Records from a collection:
**********

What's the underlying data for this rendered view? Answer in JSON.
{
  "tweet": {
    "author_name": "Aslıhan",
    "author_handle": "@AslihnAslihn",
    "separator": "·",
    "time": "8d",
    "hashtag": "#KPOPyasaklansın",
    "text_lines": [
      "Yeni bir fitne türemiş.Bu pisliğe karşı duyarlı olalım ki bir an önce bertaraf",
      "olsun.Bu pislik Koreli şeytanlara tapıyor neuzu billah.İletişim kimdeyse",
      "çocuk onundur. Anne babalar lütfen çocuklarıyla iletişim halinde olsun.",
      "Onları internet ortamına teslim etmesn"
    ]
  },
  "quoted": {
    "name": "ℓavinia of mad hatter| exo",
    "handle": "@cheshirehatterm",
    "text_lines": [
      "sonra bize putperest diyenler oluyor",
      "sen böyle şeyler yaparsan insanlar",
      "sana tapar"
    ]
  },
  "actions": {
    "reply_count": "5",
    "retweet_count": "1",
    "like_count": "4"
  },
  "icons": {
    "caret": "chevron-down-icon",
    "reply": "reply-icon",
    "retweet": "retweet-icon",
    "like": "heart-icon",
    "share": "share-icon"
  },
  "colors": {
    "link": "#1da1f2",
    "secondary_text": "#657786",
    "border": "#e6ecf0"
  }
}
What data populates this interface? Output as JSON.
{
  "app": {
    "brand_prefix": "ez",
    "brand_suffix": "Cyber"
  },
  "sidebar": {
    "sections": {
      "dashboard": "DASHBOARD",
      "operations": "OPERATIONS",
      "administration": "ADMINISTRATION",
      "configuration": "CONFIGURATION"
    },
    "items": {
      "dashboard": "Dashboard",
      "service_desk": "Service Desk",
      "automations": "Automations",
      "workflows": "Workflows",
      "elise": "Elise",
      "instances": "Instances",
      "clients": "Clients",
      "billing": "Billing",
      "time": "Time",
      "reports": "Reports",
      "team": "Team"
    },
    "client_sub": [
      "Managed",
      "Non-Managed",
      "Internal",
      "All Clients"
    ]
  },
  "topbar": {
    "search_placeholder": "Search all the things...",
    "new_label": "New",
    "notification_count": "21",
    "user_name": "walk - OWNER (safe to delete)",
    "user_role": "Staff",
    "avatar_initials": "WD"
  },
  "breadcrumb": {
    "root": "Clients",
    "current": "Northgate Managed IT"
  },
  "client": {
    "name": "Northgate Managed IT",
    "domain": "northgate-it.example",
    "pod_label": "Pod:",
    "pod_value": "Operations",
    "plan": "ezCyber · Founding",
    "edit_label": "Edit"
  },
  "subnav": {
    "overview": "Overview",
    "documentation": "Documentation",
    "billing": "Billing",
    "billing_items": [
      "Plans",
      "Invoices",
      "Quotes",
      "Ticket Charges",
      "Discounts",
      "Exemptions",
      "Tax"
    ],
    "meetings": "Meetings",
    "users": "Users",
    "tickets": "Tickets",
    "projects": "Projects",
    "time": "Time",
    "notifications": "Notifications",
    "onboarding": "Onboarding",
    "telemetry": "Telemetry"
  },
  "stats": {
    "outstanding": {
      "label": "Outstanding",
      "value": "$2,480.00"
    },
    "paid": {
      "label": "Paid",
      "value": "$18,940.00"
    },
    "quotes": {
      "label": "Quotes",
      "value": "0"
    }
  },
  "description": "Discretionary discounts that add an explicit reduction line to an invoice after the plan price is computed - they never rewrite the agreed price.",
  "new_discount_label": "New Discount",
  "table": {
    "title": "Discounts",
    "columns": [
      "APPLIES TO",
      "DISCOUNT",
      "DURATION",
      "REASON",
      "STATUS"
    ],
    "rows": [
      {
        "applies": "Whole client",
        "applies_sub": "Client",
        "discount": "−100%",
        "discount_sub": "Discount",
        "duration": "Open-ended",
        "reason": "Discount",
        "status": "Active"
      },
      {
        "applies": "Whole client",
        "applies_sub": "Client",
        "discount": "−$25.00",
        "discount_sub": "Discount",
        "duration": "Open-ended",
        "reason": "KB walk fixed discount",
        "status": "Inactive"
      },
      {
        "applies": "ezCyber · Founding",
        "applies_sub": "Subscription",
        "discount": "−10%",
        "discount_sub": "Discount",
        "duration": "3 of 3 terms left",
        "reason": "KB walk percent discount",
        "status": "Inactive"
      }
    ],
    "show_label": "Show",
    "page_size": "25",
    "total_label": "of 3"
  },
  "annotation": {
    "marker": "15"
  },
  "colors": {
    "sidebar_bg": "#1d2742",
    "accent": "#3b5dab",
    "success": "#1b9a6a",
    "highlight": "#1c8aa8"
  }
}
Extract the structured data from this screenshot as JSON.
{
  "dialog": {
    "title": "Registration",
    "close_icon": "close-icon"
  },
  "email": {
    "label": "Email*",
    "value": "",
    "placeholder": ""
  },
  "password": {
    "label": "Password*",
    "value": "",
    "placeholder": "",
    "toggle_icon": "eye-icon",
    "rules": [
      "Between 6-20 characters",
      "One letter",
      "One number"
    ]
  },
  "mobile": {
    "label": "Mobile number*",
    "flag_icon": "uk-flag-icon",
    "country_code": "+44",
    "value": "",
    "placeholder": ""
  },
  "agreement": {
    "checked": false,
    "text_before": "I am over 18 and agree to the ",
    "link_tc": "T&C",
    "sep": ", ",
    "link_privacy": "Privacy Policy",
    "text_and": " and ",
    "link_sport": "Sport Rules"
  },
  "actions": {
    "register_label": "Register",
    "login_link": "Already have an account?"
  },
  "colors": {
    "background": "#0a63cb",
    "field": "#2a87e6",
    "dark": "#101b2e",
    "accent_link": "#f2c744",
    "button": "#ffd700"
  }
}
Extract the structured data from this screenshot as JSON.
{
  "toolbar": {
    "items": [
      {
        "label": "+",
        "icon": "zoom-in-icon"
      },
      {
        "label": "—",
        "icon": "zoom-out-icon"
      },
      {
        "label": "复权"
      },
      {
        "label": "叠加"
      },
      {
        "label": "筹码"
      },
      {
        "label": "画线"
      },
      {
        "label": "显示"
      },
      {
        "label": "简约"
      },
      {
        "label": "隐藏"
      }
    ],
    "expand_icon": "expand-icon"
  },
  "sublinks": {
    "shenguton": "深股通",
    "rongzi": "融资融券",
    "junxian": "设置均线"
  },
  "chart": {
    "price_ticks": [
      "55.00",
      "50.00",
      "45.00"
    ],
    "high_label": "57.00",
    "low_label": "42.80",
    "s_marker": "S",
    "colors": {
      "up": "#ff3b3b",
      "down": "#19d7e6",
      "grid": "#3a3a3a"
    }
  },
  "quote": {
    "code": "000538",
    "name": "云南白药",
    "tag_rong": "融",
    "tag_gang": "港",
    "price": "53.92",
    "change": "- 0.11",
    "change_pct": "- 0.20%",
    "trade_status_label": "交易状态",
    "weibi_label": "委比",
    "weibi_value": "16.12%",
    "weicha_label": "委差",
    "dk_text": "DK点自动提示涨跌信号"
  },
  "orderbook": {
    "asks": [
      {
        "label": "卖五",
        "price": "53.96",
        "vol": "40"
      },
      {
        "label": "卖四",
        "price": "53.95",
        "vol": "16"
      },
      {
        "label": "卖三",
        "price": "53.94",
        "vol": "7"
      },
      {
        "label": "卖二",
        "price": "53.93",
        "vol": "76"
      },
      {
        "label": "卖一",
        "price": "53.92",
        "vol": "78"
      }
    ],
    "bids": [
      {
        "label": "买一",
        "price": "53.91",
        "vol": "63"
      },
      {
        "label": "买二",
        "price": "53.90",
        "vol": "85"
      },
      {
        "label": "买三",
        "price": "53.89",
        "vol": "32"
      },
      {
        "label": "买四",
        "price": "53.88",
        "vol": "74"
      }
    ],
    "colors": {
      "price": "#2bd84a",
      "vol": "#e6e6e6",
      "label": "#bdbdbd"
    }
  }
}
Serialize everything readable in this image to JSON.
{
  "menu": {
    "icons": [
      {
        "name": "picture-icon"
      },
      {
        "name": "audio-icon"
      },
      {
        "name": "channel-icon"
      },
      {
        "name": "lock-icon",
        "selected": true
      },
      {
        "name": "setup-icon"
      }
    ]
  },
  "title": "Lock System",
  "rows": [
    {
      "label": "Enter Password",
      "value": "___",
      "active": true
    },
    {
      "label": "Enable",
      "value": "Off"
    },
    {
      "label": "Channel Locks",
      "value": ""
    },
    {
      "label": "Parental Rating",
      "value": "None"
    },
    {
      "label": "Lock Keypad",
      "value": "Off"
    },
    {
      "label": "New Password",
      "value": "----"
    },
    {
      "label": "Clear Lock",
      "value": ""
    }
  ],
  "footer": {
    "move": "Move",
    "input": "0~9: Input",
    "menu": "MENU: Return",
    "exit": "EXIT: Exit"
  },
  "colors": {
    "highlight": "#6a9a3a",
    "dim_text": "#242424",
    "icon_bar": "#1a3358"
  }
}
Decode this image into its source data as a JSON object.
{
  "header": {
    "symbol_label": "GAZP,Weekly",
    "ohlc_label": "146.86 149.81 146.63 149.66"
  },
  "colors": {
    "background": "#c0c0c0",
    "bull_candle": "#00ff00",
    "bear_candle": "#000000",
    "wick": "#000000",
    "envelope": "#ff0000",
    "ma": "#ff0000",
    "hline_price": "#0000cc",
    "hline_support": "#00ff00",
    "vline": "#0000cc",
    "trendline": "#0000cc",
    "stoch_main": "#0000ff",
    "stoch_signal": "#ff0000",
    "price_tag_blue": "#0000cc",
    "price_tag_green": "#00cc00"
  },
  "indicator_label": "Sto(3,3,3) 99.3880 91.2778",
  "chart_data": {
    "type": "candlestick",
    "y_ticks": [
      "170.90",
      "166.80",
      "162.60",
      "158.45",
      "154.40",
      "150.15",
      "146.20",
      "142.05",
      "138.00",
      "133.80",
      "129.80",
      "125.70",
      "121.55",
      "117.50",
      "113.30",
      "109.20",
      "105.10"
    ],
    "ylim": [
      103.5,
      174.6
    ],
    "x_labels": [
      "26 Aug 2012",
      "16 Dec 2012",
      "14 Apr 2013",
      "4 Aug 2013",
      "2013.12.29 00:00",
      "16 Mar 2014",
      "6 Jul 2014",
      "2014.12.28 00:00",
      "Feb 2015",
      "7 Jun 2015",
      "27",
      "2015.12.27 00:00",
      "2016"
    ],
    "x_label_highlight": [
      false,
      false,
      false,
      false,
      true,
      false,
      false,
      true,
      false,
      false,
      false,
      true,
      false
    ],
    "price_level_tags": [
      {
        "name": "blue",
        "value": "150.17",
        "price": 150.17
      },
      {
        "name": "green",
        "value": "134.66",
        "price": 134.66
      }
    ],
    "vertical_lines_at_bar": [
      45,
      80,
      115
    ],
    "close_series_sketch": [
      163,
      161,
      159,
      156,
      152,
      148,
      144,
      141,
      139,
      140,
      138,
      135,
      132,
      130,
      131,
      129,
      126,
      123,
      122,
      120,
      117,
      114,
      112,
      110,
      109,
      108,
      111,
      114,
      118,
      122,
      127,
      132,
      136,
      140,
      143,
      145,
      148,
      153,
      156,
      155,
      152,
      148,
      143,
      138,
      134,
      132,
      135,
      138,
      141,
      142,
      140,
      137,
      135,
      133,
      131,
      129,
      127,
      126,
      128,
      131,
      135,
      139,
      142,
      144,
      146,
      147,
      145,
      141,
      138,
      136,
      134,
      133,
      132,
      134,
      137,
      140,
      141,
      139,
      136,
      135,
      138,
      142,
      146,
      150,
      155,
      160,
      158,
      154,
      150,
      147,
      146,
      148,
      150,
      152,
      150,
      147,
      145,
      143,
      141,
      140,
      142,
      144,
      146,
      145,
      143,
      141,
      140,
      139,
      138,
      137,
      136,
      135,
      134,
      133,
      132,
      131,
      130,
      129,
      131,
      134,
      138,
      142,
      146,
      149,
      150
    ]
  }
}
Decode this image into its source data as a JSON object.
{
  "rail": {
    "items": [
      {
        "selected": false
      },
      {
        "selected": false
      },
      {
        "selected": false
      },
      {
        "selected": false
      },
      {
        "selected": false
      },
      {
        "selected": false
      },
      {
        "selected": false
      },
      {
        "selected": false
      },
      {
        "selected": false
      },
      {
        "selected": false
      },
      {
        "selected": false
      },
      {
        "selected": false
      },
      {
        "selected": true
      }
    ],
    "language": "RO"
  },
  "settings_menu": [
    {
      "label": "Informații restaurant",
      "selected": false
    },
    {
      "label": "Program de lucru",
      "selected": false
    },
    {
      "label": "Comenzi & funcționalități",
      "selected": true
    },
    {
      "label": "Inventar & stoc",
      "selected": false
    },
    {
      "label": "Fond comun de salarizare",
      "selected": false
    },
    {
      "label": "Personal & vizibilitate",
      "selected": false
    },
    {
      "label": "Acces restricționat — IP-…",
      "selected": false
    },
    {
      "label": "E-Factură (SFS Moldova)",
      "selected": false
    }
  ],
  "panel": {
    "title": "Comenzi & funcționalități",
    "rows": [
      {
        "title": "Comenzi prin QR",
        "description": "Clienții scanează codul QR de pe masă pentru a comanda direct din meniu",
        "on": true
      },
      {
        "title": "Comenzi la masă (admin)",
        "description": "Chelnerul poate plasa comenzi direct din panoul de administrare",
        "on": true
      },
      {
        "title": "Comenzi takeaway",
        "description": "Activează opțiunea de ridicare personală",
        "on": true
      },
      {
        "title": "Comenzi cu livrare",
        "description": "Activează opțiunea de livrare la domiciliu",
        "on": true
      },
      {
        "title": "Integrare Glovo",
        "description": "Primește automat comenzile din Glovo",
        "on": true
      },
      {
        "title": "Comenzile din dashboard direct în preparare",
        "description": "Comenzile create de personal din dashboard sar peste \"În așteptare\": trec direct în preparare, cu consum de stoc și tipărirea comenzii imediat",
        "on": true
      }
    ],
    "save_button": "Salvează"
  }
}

**********

What the task requires: Find the word "Activează" in the data and show each line that holds it.

Final answer:
        "description": "Activează opțiunea de ridicare personală",
        "description": "Activează opțiunea de livrare la domiciliu",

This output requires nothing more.